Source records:
---------------
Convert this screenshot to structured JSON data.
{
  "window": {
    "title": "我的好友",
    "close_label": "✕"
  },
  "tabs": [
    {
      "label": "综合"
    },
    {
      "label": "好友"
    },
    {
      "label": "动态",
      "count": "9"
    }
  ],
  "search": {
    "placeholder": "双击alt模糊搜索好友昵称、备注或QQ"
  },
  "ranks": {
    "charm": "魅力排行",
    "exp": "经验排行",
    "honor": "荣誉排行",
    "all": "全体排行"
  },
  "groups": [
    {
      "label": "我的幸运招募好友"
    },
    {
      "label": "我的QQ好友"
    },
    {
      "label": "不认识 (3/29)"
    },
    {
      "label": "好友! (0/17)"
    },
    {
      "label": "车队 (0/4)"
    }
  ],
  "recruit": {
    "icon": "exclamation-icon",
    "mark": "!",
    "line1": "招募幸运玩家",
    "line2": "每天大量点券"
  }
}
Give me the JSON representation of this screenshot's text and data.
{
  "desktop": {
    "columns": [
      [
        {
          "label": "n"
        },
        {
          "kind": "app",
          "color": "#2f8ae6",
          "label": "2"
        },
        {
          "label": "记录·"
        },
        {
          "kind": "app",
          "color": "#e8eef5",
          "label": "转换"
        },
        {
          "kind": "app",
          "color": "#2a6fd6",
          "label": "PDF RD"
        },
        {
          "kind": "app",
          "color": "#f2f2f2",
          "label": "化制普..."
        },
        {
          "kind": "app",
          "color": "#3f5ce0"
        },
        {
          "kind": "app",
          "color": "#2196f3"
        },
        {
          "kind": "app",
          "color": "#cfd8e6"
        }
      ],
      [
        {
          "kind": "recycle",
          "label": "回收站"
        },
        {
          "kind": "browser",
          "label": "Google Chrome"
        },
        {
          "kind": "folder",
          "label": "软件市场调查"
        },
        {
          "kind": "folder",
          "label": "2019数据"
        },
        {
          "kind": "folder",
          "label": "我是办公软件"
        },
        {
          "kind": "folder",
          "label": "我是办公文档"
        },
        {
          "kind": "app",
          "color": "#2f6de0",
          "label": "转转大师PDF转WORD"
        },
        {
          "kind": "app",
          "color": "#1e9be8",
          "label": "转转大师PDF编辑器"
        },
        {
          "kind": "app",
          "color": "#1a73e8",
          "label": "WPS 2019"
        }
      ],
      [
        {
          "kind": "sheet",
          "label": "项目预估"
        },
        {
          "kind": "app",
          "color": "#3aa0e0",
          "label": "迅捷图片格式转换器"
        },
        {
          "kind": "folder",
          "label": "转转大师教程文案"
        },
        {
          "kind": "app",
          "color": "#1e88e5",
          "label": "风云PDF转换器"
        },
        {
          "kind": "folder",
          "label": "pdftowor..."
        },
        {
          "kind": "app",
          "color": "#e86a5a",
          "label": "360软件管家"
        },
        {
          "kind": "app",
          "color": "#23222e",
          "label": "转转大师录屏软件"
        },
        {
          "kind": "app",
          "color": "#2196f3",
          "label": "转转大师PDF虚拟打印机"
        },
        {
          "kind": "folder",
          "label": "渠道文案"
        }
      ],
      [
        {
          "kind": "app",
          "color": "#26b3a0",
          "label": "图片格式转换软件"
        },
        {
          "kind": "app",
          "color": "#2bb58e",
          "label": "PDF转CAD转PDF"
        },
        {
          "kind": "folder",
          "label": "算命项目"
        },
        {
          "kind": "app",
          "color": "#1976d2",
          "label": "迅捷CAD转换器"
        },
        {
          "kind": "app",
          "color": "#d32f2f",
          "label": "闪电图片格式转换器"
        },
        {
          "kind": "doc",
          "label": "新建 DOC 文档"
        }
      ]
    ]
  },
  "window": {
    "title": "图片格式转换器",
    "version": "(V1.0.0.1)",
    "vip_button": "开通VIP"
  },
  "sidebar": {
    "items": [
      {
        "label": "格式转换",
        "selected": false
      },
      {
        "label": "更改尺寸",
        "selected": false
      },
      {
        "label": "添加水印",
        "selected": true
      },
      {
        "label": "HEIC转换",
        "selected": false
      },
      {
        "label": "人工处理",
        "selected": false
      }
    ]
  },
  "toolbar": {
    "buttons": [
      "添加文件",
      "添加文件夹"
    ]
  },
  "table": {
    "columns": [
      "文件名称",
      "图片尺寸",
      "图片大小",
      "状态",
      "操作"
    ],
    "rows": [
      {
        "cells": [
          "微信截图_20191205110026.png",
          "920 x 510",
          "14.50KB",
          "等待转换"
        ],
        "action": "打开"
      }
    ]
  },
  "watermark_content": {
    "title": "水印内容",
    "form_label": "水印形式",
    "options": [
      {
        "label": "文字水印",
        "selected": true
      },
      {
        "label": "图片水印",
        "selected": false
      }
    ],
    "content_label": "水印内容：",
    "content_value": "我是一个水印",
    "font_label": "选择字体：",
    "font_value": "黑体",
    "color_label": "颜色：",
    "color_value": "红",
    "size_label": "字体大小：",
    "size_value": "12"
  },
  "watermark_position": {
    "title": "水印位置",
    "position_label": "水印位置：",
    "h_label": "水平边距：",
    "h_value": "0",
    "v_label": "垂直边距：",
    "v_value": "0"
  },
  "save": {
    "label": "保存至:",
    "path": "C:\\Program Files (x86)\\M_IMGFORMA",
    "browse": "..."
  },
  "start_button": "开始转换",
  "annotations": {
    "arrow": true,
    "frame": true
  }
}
---------------
▸ **Given instruction**:
Scan the listing above. Collect all lines with the word "screenshot".

▸ **Task response**:
Convert this screenshot to structured JSON data.
Give me the JSON representation of this screenshot's text and data.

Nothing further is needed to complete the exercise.